- Problem details:
Examine the material below. Gather every line in which the string "Jean" appears.

- Provided data:
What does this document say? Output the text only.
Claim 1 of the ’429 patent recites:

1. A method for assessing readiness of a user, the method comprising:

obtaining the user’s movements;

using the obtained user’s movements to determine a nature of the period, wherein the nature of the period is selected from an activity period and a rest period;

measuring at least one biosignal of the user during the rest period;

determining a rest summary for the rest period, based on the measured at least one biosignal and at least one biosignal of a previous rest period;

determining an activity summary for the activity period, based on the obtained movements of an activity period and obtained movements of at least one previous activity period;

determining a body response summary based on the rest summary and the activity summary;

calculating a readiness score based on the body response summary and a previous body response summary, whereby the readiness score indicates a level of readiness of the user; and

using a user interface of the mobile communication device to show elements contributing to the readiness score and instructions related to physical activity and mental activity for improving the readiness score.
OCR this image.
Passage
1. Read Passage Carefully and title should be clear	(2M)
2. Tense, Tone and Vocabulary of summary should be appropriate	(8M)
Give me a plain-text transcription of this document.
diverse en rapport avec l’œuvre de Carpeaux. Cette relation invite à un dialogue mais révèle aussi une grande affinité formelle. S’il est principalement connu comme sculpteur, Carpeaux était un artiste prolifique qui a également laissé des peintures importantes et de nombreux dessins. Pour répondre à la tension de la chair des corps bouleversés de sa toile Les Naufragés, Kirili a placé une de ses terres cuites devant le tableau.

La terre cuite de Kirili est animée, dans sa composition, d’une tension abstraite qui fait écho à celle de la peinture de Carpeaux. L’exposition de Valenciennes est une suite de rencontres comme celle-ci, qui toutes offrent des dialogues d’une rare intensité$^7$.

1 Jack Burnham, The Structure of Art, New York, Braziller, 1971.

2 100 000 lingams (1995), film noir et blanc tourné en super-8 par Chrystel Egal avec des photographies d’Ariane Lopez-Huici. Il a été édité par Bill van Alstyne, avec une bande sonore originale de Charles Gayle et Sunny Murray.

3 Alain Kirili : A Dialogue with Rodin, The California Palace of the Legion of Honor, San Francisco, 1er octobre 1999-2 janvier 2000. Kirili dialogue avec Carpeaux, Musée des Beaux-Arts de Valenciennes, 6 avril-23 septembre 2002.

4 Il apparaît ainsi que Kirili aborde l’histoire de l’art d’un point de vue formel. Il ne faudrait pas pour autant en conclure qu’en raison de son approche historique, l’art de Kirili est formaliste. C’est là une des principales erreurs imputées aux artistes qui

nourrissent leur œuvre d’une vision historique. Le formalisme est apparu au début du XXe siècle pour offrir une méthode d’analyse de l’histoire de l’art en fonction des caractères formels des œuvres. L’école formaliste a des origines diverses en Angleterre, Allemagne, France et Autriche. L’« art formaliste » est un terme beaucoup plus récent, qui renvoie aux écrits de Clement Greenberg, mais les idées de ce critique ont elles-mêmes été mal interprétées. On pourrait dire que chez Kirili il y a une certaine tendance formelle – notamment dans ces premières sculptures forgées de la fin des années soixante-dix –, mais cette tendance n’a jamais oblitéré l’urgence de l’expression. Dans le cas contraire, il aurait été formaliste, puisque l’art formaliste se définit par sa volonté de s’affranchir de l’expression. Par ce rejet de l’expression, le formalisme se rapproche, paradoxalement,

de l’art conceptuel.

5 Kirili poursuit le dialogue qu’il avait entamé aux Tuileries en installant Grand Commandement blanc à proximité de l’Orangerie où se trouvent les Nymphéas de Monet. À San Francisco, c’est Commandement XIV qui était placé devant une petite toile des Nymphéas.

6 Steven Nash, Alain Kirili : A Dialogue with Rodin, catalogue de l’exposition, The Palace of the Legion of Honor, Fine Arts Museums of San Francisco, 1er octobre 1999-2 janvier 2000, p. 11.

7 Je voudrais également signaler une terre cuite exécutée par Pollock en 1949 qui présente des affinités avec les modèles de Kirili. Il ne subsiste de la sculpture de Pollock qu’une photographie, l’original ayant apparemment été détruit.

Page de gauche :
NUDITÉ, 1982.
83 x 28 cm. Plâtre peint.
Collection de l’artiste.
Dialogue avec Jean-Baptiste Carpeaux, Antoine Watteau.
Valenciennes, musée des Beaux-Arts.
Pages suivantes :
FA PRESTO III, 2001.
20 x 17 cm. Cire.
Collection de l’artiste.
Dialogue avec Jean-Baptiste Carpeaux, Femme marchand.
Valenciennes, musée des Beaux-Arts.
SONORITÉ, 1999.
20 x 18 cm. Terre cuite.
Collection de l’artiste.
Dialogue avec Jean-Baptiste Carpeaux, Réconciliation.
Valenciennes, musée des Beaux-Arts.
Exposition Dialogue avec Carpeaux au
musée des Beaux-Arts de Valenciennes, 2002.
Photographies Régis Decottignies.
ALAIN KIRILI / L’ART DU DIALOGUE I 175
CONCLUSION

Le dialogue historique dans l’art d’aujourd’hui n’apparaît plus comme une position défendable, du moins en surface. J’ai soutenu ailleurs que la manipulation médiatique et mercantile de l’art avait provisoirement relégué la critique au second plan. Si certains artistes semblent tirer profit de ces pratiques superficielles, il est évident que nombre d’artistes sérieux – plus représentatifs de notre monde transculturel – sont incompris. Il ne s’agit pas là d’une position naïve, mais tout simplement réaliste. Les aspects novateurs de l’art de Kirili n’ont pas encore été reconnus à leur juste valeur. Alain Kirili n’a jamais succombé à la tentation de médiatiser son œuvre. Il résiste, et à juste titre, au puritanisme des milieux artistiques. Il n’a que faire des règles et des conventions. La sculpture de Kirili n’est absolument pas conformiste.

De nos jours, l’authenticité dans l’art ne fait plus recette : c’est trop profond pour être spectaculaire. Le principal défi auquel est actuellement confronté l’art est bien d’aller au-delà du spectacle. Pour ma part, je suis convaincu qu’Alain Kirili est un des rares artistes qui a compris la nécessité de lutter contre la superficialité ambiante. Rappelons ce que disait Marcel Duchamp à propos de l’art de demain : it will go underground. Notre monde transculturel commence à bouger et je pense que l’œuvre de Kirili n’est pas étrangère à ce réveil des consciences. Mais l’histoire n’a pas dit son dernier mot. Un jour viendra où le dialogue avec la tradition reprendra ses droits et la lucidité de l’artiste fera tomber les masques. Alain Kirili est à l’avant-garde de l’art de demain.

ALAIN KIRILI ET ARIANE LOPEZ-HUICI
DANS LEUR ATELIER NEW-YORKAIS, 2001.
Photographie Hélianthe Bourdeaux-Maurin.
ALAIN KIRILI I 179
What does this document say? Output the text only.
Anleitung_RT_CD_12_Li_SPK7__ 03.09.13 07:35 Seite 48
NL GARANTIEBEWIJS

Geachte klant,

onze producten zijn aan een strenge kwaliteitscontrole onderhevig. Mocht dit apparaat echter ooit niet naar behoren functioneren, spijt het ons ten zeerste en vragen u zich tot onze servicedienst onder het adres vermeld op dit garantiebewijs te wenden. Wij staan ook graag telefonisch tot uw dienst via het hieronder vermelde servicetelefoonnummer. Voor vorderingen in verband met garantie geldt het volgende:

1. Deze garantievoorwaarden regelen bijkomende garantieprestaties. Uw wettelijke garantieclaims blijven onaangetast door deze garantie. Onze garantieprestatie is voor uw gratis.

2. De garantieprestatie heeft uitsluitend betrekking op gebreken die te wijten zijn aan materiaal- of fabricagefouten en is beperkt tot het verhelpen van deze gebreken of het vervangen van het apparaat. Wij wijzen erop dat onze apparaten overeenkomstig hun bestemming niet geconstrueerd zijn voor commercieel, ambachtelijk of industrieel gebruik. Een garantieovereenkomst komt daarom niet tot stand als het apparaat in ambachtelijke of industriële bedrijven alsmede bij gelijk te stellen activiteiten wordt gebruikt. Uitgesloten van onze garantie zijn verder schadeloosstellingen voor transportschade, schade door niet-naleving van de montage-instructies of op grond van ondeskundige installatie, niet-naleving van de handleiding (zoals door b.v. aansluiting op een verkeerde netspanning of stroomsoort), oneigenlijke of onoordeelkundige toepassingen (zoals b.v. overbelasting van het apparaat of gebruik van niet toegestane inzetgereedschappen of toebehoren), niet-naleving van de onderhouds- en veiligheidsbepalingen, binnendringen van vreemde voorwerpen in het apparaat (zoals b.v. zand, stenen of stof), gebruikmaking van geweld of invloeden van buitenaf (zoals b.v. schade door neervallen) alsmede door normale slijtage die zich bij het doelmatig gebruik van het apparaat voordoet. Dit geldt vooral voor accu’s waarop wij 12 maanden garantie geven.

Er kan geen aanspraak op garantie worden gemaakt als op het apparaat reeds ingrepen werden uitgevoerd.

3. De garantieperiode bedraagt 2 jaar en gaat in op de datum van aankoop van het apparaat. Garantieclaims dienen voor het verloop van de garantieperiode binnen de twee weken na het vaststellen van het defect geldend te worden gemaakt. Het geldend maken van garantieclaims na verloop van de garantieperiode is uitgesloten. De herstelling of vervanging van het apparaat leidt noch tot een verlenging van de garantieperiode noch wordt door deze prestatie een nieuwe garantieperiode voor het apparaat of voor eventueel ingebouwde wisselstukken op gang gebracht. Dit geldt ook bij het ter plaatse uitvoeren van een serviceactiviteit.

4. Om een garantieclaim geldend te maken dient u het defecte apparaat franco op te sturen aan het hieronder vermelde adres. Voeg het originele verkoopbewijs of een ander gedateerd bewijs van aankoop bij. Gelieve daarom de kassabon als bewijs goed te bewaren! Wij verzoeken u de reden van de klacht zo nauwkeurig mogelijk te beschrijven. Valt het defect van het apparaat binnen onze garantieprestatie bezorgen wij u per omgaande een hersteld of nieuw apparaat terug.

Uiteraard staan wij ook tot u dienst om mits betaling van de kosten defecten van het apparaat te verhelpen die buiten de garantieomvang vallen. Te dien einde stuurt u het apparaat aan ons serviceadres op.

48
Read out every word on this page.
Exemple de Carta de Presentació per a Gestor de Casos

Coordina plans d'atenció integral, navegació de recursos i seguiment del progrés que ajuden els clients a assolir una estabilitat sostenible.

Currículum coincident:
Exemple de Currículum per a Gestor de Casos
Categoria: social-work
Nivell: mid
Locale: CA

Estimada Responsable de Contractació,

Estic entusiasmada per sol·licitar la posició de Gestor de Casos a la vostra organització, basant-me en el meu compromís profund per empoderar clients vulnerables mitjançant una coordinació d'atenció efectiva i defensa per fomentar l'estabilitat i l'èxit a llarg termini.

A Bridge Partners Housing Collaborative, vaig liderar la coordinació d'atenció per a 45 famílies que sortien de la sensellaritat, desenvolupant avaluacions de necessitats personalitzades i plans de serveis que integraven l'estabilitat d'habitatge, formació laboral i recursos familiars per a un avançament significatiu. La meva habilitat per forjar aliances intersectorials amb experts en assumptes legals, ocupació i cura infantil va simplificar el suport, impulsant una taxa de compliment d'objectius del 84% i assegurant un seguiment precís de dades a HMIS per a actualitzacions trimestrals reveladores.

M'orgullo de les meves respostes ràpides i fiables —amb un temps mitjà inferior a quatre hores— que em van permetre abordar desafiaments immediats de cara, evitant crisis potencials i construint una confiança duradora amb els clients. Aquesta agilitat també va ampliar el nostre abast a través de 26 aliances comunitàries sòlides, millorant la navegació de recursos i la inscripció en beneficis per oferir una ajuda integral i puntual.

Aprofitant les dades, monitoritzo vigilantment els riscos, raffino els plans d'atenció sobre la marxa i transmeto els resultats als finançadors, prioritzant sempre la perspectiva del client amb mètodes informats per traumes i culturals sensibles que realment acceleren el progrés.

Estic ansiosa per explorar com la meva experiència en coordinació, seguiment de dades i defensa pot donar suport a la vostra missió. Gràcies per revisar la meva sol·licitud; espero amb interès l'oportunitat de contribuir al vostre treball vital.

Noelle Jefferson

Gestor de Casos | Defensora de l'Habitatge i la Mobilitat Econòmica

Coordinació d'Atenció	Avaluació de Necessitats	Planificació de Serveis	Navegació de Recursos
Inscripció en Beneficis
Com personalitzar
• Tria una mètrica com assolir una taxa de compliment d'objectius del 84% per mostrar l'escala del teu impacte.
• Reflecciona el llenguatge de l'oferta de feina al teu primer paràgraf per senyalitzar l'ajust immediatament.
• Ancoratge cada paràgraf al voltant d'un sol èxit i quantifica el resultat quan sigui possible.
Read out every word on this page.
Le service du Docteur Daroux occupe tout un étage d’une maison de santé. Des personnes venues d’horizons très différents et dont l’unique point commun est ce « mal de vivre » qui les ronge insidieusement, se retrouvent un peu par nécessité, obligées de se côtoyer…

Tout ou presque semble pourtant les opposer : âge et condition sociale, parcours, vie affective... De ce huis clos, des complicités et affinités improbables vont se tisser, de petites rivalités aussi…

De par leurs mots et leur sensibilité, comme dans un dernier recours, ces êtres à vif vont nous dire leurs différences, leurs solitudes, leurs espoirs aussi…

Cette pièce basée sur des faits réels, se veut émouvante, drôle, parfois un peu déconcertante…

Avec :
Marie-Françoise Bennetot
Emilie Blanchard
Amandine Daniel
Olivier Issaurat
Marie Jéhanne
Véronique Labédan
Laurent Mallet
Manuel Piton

- Answer to the exercise:
Dialogue avec Jean-Baptiste Carpeaux, Antoine Watteau.
Dialogue avec Jean-Baptiste Carpeaux, Femme marchand.
Dialogue avec Jean-Baptiste Carpeaux, Réconciliation.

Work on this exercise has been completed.